■ **Data for the task**:
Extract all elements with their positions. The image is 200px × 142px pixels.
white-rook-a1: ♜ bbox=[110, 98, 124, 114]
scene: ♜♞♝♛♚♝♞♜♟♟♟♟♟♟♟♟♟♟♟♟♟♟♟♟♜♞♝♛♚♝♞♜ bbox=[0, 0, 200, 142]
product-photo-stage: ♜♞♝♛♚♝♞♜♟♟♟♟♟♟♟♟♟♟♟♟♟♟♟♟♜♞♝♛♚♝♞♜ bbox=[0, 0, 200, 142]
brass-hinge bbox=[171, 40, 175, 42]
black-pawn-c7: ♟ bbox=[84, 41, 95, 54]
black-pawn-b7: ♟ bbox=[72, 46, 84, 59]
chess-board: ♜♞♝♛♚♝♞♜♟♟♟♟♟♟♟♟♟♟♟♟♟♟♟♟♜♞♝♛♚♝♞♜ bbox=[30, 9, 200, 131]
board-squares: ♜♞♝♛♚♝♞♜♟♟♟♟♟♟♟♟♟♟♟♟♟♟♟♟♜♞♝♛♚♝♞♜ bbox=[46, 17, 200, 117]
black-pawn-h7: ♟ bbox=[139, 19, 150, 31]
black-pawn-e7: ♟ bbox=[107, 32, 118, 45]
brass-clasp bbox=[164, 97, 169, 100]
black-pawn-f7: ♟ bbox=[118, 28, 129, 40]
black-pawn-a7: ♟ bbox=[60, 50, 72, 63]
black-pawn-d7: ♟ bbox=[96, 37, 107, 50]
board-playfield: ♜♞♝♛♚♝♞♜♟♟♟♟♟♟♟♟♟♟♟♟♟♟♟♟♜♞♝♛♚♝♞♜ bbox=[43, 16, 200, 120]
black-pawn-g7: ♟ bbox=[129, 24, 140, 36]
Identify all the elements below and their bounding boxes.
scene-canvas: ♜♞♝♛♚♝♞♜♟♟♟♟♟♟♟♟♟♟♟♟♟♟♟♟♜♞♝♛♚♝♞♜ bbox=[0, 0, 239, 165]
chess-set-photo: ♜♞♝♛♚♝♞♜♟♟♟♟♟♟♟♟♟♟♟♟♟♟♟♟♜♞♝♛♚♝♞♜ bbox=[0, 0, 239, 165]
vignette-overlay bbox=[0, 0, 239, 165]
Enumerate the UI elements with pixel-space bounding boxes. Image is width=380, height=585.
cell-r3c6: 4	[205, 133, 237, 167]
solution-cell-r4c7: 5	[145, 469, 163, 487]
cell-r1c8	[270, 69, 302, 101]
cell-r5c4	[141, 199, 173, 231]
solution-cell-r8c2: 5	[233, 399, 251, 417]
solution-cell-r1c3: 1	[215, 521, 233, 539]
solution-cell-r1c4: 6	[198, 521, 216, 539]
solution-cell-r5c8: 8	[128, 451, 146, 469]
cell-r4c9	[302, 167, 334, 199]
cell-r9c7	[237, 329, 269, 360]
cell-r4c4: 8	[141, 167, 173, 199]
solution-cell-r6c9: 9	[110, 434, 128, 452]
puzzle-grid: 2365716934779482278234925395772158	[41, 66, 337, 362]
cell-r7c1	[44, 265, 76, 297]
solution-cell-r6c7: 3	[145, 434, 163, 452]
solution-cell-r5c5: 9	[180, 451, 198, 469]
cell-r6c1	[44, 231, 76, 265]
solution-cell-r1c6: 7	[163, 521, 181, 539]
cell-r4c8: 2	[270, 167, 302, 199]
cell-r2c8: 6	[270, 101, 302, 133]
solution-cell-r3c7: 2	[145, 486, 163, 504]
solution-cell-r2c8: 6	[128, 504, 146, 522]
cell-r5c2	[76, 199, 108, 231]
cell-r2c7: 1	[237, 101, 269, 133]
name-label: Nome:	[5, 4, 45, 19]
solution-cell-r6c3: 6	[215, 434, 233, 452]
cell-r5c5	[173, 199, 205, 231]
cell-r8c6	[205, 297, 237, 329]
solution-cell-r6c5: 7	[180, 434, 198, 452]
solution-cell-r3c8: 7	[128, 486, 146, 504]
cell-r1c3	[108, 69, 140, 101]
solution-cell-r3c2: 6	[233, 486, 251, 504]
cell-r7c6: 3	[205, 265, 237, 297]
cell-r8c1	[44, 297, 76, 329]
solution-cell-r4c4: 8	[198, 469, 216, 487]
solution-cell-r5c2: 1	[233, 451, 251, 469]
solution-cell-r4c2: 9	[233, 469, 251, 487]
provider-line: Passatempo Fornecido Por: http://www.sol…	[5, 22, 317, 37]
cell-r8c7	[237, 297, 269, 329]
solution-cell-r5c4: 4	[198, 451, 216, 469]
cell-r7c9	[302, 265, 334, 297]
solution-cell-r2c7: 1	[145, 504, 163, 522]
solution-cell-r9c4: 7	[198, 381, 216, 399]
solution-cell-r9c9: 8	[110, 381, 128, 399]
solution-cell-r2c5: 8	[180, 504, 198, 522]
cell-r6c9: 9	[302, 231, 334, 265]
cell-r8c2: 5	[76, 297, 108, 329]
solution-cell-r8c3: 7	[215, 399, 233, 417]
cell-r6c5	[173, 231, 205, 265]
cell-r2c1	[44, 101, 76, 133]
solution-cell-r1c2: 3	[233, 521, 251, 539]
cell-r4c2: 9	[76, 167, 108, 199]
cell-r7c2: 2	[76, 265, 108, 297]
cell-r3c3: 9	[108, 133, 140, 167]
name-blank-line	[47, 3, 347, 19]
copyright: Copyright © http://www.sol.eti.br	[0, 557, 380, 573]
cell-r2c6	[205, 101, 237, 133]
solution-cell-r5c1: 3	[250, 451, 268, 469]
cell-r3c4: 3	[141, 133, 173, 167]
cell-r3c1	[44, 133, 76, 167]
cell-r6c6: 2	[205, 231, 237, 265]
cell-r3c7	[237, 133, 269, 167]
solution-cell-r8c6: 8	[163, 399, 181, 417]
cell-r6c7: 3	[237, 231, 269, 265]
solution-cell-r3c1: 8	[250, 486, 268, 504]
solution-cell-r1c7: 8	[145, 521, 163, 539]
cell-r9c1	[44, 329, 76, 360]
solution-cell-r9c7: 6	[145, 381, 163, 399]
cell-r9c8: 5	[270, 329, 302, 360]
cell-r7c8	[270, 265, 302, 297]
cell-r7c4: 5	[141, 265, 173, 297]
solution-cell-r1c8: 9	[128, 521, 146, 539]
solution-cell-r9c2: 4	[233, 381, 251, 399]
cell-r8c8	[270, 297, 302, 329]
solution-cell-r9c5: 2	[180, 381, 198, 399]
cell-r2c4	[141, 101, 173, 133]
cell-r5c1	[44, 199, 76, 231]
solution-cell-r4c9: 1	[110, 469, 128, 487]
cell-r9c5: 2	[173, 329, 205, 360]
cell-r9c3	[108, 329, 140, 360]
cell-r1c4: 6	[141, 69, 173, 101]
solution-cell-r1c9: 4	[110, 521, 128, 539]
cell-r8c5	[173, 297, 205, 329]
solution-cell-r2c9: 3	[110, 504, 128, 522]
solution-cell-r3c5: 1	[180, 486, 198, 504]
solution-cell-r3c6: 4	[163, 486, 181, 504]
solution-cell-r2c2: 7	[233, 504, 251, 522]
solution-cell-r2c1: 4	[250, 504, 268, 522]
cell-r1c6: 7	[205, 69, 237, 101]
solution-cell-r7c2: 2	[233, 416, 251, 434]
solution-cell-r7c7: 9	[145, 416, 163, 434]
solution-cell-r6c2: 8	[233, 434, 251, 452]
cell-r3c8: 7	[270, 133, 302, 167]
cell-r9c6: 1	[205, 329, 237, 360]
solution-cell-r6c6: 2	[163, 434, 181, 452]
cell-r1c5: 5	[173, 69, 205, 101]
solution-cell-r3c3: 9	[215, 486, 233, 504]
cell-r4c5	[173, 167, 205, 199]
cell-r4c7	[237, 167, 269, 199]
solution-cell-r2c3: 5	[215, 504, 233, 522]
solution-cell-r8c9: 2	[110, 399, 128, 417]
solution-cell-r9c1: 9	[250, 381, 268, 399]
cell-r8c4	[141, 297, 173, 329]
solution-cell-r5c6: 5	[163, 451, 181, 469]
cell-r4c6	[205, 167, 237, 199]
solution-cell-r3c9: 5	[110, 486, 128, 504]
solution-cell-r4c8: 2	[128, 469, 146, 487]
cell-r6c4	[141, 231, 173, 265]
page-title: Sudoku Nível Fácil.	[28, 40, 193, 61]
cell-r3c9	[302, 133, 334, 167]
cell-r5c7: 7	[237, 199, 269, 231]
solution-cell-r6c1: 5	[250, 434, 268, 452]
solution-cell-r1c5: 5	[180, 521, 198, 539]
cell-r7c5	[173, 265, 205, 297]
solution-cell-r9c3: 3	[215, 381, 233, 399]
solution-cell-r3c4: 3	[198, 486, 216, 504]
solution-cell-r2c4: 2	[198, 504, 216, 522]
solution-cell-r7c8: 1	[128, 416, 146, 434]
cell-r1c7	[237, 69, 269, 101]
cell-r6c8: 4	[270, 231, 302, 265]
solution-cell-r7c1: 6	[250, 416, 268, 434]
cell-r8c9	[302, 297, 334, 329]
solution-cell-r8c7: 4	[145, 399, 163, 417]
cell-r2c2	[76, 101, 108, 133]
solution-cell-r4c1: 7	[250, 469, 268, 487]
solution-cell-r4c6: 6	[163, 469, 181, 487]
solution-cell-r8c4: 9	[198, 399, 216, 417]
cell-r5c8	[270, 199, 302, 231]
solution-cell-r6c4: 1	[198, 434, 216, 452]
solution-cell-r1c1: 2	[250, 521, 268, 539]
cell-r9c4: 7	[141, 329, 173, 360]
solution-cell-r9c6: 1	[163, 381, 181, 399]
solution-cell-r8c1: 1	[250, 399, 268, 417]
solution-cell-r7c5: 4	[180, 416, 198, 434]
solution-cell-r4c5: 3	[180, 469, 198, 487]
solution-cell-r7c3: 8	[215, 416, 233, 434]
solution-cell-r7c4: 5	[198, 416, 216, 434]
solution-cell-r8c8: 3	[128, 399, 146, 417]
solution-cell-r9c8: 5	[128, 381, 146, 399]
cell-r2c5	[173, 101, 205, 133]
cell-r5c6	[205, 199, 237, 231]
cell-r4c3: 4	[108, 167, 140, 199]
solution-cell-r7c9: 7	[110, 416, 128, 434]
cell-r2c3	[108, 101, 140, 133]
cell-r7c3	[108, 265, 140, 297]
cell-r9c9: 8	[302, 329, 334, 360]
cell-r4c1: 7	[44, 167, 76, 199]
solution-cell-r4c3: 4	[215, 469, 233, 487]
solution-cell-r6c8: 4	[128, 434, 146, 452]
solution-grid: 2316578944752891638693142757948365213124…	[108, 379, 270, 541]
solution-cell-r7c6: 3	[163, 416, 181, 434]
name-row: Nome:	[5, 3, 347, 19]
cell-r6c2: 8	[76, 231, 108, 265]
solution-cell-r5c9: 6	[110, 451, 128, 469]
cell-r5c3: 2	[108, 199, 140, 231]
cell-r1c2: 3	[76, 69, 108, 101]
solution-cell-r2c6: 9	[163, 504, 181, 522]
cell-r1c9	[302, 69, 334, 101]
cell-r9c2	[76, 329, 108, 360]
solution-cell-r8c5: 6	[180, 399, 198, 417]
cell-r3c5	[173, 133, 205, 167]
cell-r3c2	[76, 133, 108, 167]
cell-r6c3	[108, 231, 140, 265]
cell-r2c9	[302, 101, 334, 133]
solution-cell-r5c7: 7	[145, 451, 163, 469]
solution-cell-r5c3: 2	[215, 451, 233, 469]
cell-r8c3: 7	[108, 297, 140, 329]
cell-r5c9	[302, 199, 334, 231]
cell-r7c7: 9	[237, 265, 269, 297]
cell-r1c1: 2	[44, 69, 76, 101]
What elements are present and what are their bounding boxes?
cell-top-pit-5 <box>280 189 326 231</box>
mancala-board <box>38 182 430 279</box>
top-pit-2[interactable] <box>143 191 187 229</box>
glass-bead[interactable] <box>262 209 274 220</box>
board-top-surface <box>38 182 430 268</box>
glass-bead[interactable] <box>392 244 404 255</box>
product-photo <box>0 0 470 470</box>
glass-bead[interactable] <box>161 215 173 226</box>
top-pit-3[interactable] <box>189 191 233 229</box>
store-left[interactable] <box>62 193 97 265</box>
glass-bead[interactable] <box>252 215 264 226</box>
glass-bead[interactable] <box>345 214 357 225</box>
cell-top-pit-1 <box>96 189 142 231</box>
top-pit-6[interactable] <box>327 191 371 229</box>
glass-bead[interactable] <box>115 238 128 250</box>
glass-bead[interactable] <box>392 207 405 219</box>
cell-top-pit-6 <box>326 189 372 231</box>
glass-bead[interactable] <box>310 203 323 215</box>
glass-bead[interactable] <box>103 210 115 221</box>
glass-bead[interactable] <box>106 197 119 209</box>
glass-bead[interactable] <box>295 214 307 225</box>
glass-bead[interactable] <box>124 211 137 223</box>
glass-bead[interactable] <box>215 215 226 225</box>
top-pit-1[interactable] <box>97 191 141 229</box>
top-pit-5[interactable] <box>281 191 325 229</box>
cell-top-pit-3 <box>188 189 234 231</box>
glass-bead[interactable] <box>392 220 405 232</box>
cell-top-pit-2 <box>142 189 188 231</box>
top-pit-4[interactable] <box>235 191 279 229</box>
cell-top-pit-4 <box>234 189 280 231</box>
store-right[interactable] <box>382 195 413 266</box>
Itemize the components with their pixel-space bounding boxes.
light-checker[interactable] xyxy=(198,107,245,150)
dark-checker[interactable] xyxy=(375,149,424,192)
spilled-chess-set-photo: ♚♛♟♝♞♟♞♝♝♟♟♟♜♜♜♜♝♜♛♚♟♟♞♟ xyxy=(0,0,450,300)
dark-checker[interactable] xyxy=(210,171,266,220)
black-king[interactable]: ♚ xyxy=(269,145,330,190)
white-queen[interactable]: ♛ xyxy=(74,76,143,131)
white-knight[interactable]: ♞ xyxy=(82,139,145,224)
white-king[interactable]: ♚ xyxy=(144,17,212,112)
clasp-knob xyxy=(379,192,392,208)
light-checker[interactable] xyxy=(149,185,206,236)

■ **What is needed**: Rewrite the lines from the start of the records through the line containing "black-pawn-c7: ♟ bbox=[84, 41, 95, 54]", inclusive, replacing "brass-hinge" with "brass-latch" and leaving everything else unchanged.

■ **Written solution**:
Extract all elements with their positions. The image is 200px × 142px pixels.
white-rook-a1: ♜ bbox=[110, 98, 124, 114]
scene: ♜♞♝♛♚♝♞♜♟♟♟♟♟♟♟♟♟♟♟♟♟♟♟♟♜♞♝♛♚♝♞♜ bbox=[0, 0, 200, 142]
product-photo-stage: ♜♞♝♛♚♝♞♜♟♟♟♟♟♟♟♟♟♟♟♟♟♟♟♟♜♞♝♛♚♝♞♜ bbox=[0, 0, 200, 142]
brass-latch bbox=[171, 40, 175, 42]
black-pawn-c7: ♟ bbox=[84, 41, 95, 54]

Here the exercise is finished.